__AIM__: Your task is to copy the listing exactly. Drop any pictures from the copy.

(Entries taken from a collection)
####

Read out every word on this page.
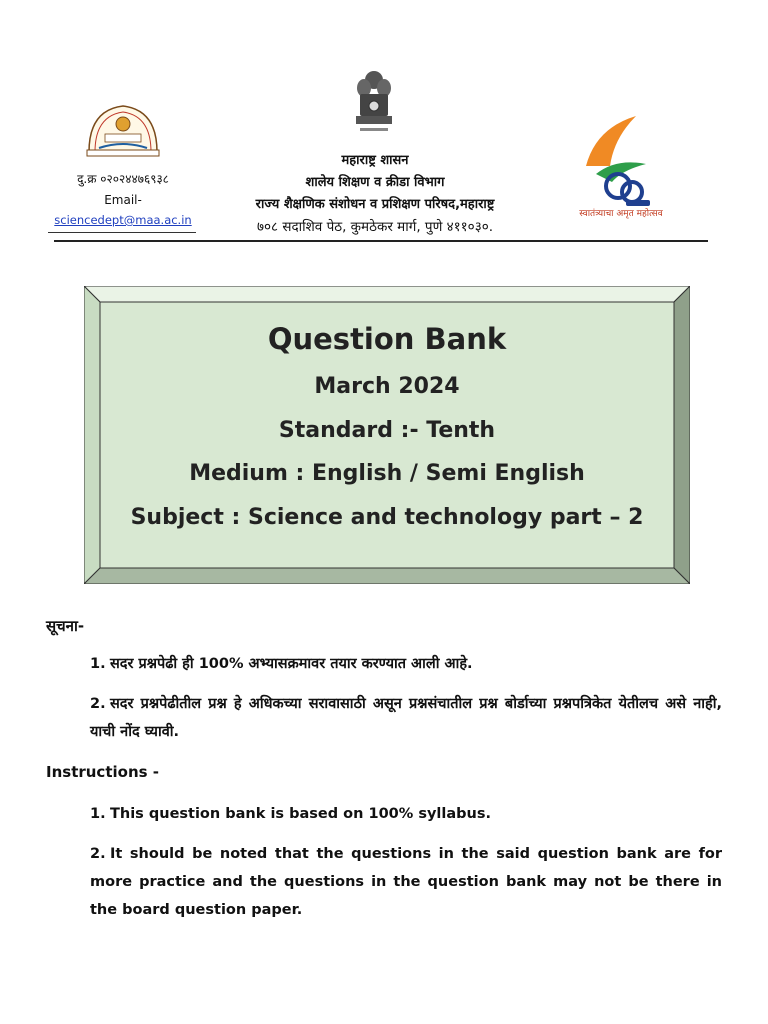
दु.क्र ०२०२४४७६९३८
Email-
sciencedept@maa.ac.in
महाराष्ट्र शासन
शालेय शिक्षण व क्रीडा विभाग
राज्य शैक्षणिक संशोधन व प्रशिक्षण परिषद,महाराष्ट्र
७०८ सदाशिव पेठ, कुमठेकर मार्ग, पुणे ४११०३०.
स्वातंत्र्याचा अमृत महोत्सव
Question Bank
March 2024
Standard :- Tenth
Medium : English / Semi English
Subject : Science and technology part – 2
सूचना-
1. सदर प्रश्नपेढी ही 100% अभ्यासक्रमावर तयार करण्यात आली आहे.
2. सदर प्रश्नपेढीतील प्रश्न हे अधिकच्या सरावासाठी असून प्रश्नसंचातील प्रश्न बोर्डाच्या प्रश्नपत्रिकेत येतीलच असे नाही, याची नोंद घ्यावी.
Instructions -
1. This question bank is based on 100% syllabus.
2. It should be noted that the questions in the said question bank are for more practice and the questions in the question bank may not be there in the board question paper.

####

__RESULT OF THIS EXERCISE__:
Read out every word on this page.
दु.क्र ०२०२४४७६९३८
Email-
sciencedept@maa.ac.in
महाराष्ट्र शासन
शालेय शिक्षण व क्रीडा विभाग
राज्य शैक्षणिक संशोधन व प्रशिक्षण परिषद,महाराष्ट्र
७०८ सदाशिव पेठ, कुमठेकर मार्ग, पुणे ४११०३०.
स्वातंत्र्याचा अमृत महोत्सव
Question Bank
March 2024
Standard :- Tenth
Medium : English / Semi English
Subject : Science and technology part – 2
सूचना-
1. सदर प्रश्नपेढी ही 100% अभ्यासक्रमावर तयार करण्यात आली आहे.
2. सदर प्रश्नपेढीतील प्रश्न हे अधिकच्या सरावासाठी असून प्रश्नसंचातील प्रश्न बोर्डाच्या प्रश्नपत्रिकेत येतीलच असे नाही, याची नोंद घ्यावी.
Instructions -
1. This question bank is based on 100% syllabus.
2. It should be noted that the questions in the said question bank are for more practice and the questions in the question bank may not be there in the board question paper.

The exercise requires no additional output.